== EXTRACTED MATERIAL
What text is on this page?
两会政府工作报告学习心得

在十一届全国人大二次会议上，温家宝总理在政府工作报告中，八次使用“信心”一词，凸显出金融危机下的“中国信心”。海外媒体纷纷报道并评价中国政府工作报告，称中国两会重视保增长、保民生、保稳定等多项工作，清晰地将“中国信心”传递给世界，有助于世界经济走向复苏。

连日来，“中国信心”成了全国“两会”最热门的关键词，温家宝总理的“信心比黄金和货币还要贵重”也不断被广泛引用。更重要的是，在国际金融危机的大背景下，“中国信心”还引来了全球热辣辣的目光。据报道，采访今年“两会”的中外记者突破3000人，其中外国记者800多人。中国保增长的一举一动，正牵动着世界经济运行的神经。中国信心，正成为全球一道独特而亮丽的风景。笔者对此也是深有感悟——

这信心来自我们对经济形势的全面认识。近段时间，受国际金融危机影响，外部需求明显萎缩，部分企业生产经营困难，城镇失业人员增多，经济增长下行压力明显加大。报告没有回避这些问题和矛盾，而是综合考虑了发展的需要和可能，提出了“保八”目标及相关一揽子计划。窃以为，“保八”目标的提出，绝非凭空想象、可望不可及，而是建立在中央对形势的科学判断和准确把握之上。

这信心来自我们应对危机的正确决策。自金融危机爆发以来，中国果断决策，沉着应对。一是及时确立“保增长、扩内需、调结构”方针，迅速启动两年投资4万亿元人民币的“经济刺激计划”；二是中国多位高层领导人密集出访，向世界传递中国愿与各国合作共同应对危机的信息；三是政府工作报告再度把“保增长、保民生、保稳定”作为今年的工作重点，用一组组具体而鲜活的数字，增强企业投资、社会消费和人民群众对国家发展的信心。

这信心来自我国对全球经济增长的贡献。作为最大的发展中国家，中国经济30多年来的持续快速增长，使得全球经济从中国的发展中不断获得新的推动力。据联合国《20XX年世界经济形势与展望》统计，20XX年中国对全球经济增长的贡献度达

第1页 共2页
====
Go through the listing above and restate it word for word.

What text is on this page?
两会政府工作报告学习心得

在十一届全国人大二次会议上，温家宝总理在政府工作报告中，八次使用“信心”一词，凸显出金融危机下的“中国信心”。海外媒体纷纷报道并评价中国政府工作报告，称中国两会重视保增长、保民生、保稳定等多项工作，清晰地将“中国信心”传递给世界，有助于世界经济走向复苏。

连日来，“中国信心”成了全国“两会”最热门的关键词，温家宝总理的“信心比黄金和货币还要贵重”也不断被广泛引用。更重要的是，在国际金融危机的大背景下，“中国信心”还引来了全球热辣辣的目光。据报道，采访今年“两会”的中外记者突破3000人，其中外国记者800多人。中国保增长的一举一动，正牵动着世界经济运行的神经。中国信心，正成为全球一道独特而亮丽的风景。笔者对此也是深有感悟——

这信心来自我们对经济形势的全面认识。近段时间，受国际金融危机影响，外部需求明显萎缩，部分企业生产经营困难，城镇失业人员增多，经济增长下行压力明显加大。报告没有回避这些问题和矛盾，而是综合考虑了发展的需要和可能，提出了“保八”目标及相关一揽子计划。窃以为，“保八”目标的提出，绝非凭空想象、可望不可及，而是建立在中央对形势的科学判断和准确把握之上。

这信心来自我们应对危机的正确决策。自金融危机爆发以来，中国果断决策，沉着应对。一是及时确立“保增长、扩内需、调结构”方针，迅速启动两年投资4万亿元人民币的“经济刺激计划”；二是中国多位高层领导人密集出访，向世界传递中国愿与各国合作共同应对危机的信息；三是政府工作报告再度把“保增长、保民生、保稳定”作为今年的工作重点，用一组组具体而鲜活的数字，增强企业投资、社会消费和人民群众对国家发展的信心。

这信心来自我国对全球经济增长的贡献。作为最大的发展中国家，中国经济30多年来的持续快速增长，使得全球经济从中国的发展中不断获得新的推动力。据联合国《20XX年世界经济形势与展望》统计，20XX年中国对全球经济增长的贡献度达

第1页 共2页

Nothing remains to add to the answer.